- Listed entries

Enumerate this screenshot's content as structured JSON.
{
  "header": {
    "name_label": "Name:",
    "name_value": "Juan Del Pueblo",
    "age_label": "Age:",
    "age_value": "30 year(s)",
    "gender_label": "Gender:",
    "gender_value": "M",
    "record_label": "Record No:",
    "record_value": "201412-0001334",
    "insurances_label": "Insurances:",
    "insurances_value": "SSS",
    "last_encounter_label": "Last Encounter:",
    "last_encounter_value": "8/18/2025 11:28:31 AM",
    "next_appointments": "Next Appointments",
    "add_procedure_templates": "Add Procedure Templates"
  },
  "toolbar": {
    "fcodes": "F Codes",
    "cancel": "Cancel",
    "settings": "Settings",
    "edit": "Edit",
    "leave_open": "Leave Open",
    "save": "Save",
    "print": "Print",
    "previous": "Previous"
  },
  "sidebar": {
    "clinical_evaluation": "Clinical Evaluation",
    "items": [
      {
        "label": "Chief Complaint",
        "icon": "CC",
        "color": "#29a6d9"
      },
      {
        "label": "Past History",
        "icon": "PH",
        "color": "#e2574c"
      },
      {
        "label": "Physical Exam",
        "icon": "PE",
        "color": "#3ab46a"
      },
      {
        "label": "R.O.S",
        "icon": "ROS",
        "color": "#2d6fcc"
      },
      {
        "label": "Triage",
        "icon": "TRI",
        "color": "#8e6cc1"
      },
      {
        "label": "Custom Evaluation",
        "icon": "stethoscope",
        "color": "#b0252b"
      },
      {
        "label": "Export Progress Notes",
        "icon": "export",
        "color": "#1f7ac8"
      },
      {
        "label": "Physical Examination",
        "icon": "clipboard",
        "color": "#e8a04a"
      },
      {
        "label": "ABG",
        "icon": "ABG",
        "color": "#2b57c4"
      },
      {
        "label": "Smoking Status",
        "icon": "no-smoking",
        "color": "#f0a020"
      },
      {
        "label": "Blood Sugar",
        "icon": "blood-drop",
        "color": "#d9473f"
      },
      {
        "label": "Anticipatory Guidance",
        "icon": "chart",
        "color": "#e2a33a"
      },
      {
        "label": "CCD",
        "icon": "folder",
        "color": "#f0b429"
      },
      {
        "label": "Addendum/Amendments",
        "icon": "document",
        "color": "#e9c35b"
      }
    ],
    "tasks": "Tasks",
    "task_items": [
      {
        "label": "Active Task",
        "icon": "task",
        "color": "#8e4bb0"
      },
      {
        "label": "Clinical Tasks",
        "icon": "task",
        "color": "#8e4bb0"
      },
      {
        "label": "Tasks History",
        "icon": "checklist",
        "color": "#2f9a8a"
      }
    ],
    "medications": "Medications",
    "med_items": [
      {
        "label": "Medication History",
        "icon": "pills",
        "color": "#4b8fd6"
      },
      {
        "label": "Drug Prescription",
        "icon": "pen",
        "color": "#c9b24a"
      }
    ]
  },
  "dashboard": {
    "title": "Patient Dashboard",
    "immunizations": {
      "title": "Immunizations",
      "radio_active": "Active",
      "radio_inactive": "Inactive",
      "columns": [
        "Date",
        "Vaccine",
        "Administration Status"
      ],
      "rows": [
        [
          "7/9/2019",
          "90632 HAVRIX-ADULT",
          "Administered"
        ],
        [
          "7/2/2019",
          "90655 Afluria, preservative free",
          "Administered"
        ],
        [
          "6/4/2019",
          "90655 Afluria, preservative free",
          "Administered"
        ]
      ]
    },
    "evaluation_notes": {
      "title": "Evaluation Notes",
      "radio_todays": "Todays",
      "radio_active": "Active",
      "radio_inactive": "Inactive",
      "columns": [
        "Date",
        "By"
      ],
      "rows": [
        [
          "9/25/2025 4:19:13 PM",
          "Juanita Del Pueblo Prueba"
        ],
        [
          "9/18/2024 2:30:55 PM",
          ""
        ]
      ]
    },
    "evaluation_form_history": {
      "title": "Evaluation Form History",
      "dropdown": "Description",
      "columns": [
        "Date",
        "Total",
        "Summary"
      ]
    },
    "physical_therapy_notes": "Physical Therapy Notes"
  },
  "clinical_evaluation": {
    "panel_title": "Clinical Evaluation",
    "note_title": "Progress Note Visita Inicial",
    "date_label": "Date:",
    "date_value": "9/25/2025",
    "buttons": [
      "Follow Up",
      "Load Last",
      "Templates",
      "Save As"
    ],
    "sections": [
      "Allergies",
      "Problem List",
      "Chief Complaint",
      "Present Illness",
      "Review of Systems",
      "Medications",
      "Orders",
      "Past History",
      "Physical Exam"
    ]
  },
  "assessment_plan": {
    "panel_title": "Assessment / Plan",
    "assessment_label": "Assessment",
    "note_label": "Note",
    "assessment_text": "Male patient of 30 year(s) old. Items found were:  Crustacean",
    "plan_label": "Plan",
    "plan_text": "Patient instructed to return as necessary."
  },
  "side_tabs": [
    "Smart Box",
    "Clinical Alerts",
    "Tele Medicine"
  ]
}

- Task statement
Produce an exact copy of all the records.

- Answer for the task
Enumerate this screenshot's content as structured JSON.
{
  "header": {
    "name_label": "Name:",
    "name_value": "Juan Del Pueblo",
    "age_label": "Age:",
    "age_value": "30 year(s)",
    "gender_label": "Gender:",
    "gender_value": "M",
    "record_label": "Record No:",
    "record_value": "201412-0001334",
    "insurances_label": "Insurances:",
    "insurances_value": "SSS",
    "last_encounter_label": "Last Encounter:",
    "last_encounter_value": "8/18/2025 11:28:31 AM",
    "next_appointments": "Next Appointments",
    "add_procedure_templates": "Add Procedure Templates"
  },
  "toolbar": {
    "fcodes": "F Codes",
    "cancel": "Cancel",
    "settings": "Settings",
    "edit": "Edit",
    "leave_open": "Leave Open",
    "save": "Save",
    "print": "Print",
    "previous": "Previous"
  },
  "sidebar": {
    "clinical_evaluation": "Clinical Evaluation",
    "items": [
      {
        "label": "Chief Complaint",
        "icon": "CC",
        "color": "#29a6d9"
      },
      {
        "label": "Past History",
        "icon": "PH",
        "color": "#e2574c"
      },
      {
        "label": "Physical Exam",
        "icon": "PE",
        "color": "#3ab46a"
      },
      {
        "label": "R.O.S",
        "icon": "ROS",
        "color": "#2d6fcc"
      },
      {
        "label": "Triage",
        "icon": "TRI",
        "color": "#8e6cc1"
      },
      {
        "label": "Custom Evaluation",
        "icon": "stethoscope",
        "color": "#b0252b"
      },
      {
        "label": "Export Progress Notes",
        "icon": "export",
        "color": "#1f7ac8"
      },
      {
        "label": "Physical Examination",
        "icon": "clipboard",
        "color": "#e8a04a"
      },
      {
        "label": "ABG",
        "icon": "ABG",
        "color": "#2b57c4"
      },
      {
        "label": "Smoking Status",
        "icon": "no-smoking",
        "color": "#f0a020"
      },
      {
        "label": "Blood Sugar",
        "icon": "blood-drop",
        "color": "#d9473f"
      },
      {
        "label": "Anticipatory Guidance",
        "icon": "chart",
        "color": "#e2a33a"
      },
      {
        "label": "CCD",
        "icon": "folder",
        "color": "#f0b429"
      },
      {
        "label": "Addendum/Amendments",
        "icon": "document",
        "color": "#e9c35b"
      }
    ],
    "tasks": "Tasks",
    "task_items": [
      {
        "label": "Active Task",
        "icon": "task",
        "color": "#8e4bb0"
      },
      {
        "label": "Clinical Tasks",
        "icon": "task",
        "color": "#8e4bb0"
      },
      {
        "label": "Tasks History",
        "icon": "checklist",
        "color": "#2f9a8a"
      }
    ],
    "medications": "Medications",
    "med_items": [
      {
        "label": "Medication History",
        "icon": "pills",
        "color": "#4b8fd6"
      },
      {
        "label": "Drug Prescription",
        "icon": "pen",
        "color": "#c9b24a"
      }
    ]
  },
  "dashboard": {
    "title": "Patient Dashboard",
    "immunizations": {
      "title": "Immunizations",
      "radio_active": "Active",
      "radio_inactive": "Inactive",
      "columns": [
        "Date",
        "Vaccine",
        "Administration Status"
      ],
      "rows": [
        [
          "7/9/2019",
          "90632 HAVRIX-ADULT",
          "Administered"
        ],
        [
          "7/2/2019",
          "90655 Afluria, preservative free",
          "Administered"
        ],
        [
          "6/4/2019",
          "90655 Afluria, preservative free",
          "Administered"
        ]
      ]
    },
    "evaluation_notes": {
      "title": "Evaluation Notes",
      "radio_todays": "Todays",
      "radio_active": "Active",
      "radio_inactive": "Inactive",
      "columns": [
        "Date",
        "By"
      ],
      "rows": [
        [
          "9/25/2025 4:19:13 PM",
          "Juanita Del Pueblo Prueba"
        ],
        [
          "9/18/2024 2:30:55 PM",
          ""
        ]
      ]
    },
    "evaluation_form_history": {
      "title": "Evaluation Form History",
      "dropdown": "Description",
      "columns": [
        "Date",
        "Total",
        "Summary"
      ]
    },
    "physical_therapy_notes": "Physical Therapy Notes"
  },
  "clinical_evaluation": {
    "panel_title": "Clinical Evaluation",
    "note_title": "Progress Note Visita Inicial",
    "date_label": "Date:",
    "date_value": "9/25/2025",
    "buttons": [
      "Follow Up",
      "Load Last",
      "Templates",
      "Save As"
    ],
    "sections": [
      "Allergies",
      "Problem List",
      "Chief Complaint",
      "Present Illness",
      "Review of Systems",
      "Medications",
      "Orders",
      "Past History",
      "Physical Exam"
    ]
  },
  "assessment_plan": {
    "panel_title": "Assessment / Plan",
    "assessment_label": "Assessment",
    "note_label": "Note",
    "assessment_text": "Male patient of 30 year(s) old. Items found were:  Crustacean",
    "plan_label": "Plan",
    "plan_text": "Patient instructed to return as necessary."
  },
  "side_tabs": [
    "Smart Box",
    "Clinical Alerts",
    "Tele Medicine"
  ]
}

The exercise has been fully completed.